▶ _Written exercise_: Look for the word "Baseline" in the entries below, then copy every line that has it.

┌────────

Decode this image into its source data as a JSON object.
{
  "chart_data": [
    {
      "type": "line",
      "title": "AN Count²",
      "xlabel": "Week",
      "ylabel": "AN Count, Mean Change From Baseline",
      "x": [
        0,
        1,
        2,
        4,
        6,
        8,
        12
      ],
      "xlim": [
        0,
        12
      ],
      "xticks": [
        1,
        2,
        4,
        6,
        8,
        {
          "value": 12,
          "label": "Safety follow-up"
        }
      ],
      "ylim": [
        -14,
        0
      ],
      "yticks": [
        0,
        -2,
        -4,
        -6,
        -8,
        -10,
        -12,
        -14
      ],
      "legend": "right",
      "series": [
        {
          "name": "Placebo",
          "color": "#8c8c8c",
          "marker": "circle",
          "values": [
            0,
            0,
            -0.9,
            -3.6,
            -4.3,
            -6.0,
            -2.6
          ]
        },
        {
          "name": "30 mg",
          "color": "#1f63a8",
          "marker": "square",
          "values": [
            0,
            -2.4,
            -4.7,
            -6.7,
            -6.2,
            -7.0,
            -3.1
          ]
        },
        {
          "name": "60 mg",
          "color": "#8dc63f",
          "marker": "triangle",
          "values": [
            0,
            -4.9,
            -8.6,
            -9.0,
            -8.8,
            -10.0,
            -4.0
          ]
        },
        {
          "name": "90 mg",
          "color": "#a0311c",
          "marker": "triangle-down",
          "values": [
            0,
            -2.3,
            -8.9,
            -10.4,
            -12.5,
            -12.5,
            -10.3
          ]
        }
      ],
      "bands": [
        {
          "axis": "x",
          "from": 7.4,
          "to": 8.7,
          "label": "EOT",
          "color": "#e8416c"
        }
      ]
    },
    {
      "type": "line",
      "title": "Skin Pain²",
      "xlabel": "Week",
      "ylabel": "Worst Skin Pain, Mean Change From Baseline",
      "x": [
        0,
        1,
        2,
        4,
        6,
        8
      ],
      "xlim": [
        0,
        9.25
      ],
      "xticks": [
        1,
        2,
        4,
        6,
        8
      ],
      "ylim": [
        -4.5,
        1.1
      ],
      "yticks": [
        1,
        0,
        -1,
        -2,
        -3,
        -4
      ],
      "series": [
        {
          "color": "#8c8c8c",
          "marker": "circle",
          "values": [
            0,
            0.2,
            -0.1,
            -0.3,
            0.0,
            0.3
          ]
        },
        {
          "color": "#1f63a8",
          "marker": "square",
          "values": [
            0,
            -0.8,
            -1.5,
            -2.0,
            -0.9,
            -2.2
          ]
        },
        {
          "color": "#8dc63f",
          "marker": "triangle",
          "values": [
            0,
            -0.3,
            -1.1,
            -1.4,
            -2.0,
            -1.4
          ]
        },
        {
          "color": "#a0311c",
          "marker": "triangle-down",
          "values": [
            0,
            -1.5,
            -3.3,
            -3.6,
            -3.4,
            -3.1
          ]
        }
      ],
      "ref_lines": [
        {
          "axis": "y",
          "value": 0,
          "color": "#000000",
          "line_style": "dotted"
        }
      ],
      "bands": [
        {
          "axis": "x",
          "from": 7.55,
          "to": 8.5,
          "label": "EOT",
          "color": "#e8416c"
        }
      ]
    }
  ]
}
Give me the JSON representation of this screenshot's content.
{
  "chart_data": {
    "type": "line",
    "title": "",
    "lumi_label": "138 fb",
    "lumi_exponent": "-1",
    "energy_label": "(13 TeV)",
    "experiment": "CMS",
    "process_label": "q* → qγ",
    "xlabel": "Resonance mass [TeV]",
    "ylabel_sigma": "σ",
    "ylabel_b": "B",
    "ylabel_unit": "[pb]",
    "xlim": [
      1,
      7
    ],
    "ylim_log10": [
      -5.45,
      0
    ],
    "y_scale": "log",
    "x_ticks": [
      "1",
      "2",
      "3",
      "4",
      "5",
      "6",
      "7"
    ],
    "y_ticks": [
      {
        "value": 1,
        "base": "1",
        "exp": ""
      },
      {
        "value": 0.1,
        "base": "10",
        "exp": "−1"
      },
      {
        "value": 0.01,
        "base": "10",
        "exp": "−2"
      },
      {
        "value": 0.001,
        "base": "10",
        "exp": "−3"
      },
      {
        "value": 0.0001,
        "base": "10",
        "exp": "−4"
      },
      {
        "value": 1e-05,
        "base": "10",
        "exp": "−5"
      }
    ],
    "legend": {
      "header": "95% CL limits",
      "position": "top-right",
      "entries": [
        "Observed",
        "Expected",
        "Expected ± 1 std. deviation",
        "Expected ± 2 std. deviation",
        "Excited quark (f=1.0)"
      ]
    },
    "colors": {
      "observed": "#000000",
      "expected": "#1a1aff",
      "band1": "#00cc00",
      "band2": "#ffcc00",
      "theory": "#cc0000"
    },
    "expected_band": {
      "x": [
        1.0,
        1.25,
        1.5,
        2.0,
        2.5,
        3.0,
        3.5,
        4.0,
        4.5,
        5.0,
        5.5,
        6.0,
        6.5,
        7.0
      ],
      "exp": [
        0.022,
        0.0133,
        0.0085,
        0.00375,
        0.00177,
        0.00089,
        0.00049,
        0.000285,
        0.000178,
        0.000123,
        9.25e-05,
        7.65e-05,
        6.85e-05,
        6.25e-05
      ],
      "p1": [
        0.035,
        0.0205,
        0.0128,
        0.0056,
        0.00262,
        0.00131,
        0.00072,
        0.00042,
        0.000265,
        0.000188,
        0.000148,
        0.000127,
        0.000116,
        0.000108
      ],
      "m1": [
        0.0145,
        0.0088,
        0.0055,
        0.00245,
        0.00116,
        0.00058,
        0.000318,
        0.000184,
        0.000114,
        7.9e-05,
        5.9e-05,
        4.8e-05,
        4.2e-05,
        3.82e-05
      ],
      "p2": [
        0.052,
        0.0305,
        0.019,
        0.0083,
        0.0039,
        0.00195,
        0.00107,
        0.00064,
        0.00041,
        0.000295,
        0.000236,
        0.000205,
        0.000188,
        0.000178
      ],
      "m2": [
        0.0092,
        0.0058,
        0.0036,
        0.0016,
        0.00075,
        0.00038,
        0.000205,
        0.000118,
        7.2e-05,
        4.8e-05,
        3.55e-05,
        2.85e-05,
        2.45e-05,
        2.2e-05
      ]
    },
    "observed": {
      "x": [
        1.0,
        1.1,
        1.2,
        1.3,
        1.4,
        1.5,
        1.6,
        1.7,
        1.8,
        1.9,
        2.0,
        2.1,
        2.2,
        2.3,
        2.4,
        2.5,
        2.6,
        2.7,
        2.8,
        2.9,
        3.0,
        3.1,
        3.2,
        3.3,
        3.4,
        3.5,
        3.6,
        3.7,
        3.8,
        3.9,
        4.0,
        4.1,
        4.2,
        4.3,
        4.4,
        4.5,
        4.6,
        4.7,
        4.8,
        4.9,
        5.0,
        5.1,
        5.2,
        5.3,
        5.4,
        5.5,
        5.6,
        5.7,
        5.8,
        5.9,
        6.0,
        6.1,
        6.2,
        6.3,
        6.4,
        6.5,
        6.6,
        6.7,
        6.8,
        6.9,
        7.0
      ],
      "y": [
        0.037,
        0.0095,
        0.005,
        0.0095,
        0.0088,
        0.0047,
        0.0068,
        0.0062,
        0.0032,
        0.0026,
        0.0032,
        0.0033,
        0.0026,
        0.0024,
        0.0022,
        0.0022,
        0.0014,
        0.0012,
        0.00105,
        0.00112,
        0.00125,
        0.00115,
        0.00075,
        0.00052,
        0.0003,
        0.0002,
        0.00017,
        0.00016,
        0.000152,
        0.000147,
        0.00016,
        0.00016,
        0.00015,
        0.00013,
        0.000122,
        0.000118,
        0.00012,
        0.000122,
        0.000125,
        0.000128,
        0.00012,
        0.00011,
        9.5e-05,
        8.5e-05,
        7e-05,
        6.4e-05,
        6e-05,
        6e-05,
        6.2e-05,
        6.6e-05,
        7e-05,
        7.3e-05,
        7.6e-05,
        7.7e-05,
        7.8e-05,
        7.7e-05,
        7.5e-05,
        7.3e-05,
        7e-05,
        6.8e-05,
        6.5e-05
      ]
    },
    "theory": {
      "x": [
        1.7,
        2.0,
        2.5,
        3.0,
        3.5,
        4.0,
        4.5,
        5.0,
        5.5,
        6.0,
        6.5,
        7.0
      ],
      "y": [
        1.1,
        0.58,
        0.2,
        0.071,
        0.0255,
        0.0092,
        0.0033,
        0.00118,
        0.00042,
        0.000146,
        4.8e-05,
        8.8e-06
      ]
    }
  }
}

└────────

▶ _Exercise solution_:
      "ylabel": "AN Count, Mean Change From Baseline",
      "ylabel": "Worst Skin Pain, Mean Change From Baseline",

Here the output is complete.